## Set exercise
Write out each record below exactly as it appears, with no pictures.

## Supplied records

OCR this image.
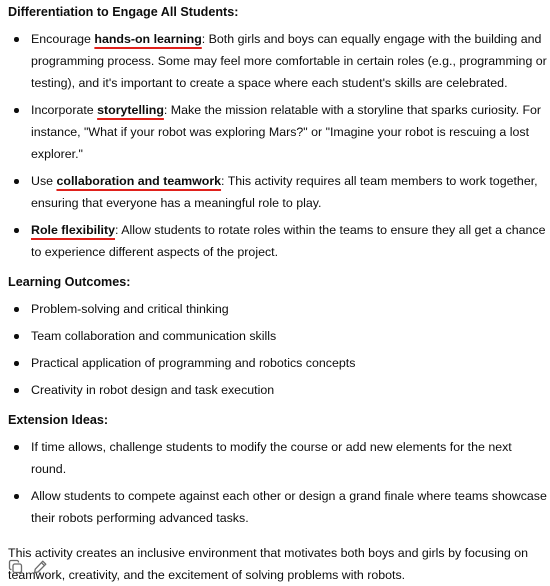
Differentiation to Engage All Students:
Encourage hands-on learning: Both girls and boys can equally engage with the building and programming process. Some may feel more comfortable in certain roles (e.g., programming or testing), and it's important to create a space where each student's skills are celebrated.
Incorporate storytelling: Make the mission relatable with a storyline that sparks curiosity. For instance, "What if your robot was exploring Mars?" or "Imagine your robot is rescuing a lost explorer."
Use collaboration and teamwork: This activity requires all team members to work together, ensuring that everyone has a meaningful role to play.
Role flexibility: Allow students to rotate roles within the teams to ensure they all get a chance to experience different aspects of the project.
Learning Outcomes:
Problem-solving and critical thinking
Team collaboration and communication skills
Practical application of programming and robotics concepts
Creativity in robot design and task execution
Extension Ideas:
If time allows, challenge students to modify the course or add new elements for the next round.
Allow students to compete against each other or design a grand finale where teams showcase their robots performing advanced tasks.

This activity creates an inclusive environment that motivates both boys and girls by focusing on teamwork, creativity, and the excitement of solving problems with robots.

## Written response
OCR this image.
Differentiation to Engage All Students:
Encourage hands-on learning: Both girls and boys can equally engage with the building and programming process. Some may feel more comfortable in certain roles (e.g., programming or testing), and it's important to create a space where each student's skills are celebrated.
Incorporate storytelling: Make the mission relatable with a storyline that sparks curiosity. For instance, "What if your robot was exploring Mars?" or "Imagine your robot is rescuing a lost explorer."
Use collaboration and teamwork: This activity requires all team members to work together, ensuring that everyone has a meaningful role to play.
Role flexibility: Allow students to rotate roles within the teams to ensure they all get a chance to experience different aspects of the project.
Learning Outcomes:
Problem-solving and critical thinking
Team collaboration and communication skills
Practical application of programming and robotics concepts
Creativity in robot design and task execution
Extension Ideas:
If time allows, challenge students to modify the course or add new elements for the next round.
Allow students to compete against each other or design a grand finale where teams showcase their robots performing advanced tasks.

This activity creates an inclusive environment that motivates both boys and girls by focusing on teamwork, creativity, and the excitement of solving problems with robots.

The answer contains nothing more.